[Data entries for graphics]
────────────────────────────────────────
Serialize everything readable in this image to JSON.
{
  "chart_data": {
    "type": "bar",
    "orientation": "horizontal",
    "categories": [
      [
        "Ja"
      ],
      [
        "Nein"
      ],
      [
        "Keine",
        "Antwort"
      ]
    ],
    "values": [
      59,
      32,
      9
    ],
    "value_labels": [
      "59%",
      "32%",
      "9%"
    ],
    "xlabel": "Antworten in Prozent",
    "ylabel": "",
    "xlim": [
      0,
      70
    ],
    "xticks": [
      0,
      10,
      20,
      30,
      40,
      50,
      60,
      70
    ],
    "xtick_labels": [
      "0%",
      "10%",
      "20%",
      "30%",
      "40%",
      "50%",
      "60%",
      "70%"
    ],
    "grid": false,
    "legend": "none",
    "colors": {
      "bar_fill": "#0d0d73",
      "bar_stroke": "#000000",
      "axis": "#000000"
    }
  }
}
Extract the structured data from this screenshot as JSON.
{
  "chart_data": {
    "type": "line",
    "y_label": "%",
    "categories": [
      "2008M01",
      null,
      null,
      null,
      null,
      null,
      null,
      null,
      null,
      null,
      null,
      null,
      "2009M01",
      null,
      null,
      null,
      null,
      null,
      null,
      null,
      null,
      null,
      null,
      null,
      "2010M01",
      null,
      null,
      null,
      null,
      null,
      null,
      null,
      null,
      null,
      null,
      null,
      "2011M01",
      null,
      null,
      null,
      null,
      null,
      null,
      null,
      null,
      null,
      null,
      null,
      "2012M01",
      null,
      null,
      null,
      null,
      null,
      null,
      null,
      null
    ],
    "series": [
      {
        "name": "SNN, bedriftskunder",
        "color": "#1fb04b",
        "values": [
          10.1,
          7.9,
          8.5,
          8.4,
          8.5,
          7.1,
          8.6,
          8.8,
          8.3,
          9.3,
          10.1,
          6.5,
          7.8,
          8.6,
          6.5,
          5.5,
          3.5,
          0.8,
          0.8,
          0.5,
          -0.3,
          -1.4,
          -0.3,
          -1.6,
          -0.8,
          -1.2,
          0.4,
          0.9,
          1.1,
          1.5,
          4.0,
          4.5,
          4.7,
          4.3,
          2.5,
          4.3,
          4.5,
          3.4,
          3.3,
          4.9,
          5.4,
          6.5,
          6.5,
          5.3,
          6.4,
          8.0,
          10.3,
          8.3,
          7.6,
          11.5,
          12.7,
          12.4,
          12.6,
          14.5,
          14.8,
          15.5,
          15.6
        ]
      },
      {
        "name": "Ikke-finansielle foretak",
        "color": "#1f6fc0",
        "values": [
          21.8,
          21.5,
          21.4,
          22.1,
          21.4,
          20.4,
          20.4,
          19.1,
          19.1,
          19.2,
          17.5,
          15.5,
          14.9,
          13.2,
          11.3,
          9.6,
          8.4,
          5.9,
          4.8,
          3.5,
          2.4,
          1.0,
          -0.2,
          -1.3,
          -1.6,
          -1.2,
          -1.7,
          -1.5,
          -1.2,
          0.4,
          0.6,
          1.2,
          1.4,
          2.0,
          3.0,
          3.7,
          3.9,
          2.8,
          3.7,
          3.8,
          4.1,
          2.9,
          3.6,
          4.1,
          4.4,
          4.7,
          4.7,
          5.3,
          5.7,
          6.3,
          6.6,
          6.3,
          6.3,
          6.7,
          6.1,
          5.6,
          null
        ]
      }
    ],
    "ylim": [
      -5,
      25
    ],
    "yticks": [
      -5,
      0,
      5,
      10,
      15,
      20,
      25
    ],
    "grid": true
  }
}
────────────────────────────────────────
Each entry above is to be printed again exactly.

**WRITTEN RESPONSE**
Serialize everything readable in this image to JSON.
{
  "chart_data": {
    "type": "bar",
    "orientation": "horizontal",
    "categories": [
      [
        "Ja"
      ],
      [
        "Nein"
      ],
      [
        "Keine",
        "Antwort"
      ]
    ],
    "values": [
      59,
      32,
      9
    ],
    "value_labels": [
      "59%",
      "32%",
      "9%"
    ],
    "xlabel": "Antworten in Prozent",
    "ylabel": "",
    "xlim": [
      0,
      70
    ],
    "xticks": [
      0,
      10,
      20,
      30,
      40,
      50,
      60,
      70
    ],
    "xtick_labels": [
      "0%",
      "10%",
      "20%",
      "30%",
      "40%",
      "50%",
      "60%",
      "70%"
    ],
    "grid": false,
    "legend": "none",
    "colors": {
      "bar_fill": "#0d0d73",
      "bar_stroke": "#000000",
      "axis": "#000000"
    }
  }
}
Extract the structured data from this screenshot as JSON.
{
  "chart_data": {
    "type": "line",
    "y_label": "%",
    "categories": [
      "2008M01",
      null,
      null,
      null,
      null,
      null,
      null,
      null,
      null,
      null,
      null,
      null,
      "2009M01",
      null,
      null,
      null,
      null,
      null,
      null,
      null,
      null,
      null,
      null,
      null,
      "2010M01",
      null,
      null,
      null,
      null,
      null,
      null,
      null,
      null,
      null,
      null,
      null,
      "2011M01",
      null,
      null,
      null,
      null,
      null,
      null,
      null,
      null,
      null,
      null,
      null,
      "2012M01",
      null,
      null,
      null,
      null,
      null,
      null,
      null,
      null
    ],
    "series": [
      {
        "name": "SNN, bedriftskunder",
        "color": "#1fb04b",
        "values": [
          10.1,
          7.9,
          8.5,
          8.4,
          8.5,
          7.1,
          8.6,
          8.8,
          8.3,
          9.3,
          10.1,
          6.5,
          7.8,
          8.6,
          6.5,
          5.5,
          3.5,
          0.8,
          0.8,
          0.5,
          -0.3,
          -1.4,
          -0.3,
          -1.6,
          -0.8,
          -1.2,
          0.4,
          0.9,
          1.1,
          1.5,
          4.0,
          4.5,
          4.7,
          4.3,
          2.5,
          4.3,
          4.5,
          3.4,
          3.3,
          4.9,
          5.4,
          6.5,
          6.5,
          5.3,
          6.4,
          8.0,
          10.3,
          8.3,
          7.6,
          11.5,
          12.7,
          12.4,
          12.6,
          14.5,
          14.8,
          15.5,
          15.6
        ]
      },
      {
        "name": "Ikke-finansielle foretak",
        "color": "#1f6fc0",
        "values": [
          21.8,
          21.5,
          21.4,
          22.1,
          21.4,
          20.4,
          20.4,
          19.1,
          19.1,
          19.2,
          17.5,
          15.5,
          14.9,
          13.2,
          11.3,
          9.6,
          8.4,
          5.9,
          4.8,
          3.5,
          2.4,
          1.0,
          -0.2,
          -1.3,
          -1.6,
          -1.2,
          -1.7,
          -1.5,
          -1.2,
          0.4,
          0.6,
          1.2,
          1.4,
          2.0,
          3.0,
          3.7,
          3.9,
          2.8,
          3.7,
          3.8,
          4.1,
          2.9,
          3.6,
          4.1,
          4.4,
          4.7,
          4.7,
          5.3,
          5.7,
          6.3,
          6.6,
          6.3,
          6.3,
          6.7,
          6.1,
          5.6,
          null
        ]
      }
    ],
    "ylim": [
      -5,
      25
    ],
    "yticks": [
      -5,
      0,
      5,
      10,
      15,
      20,
      25
    ],
    "grid": true
  }
}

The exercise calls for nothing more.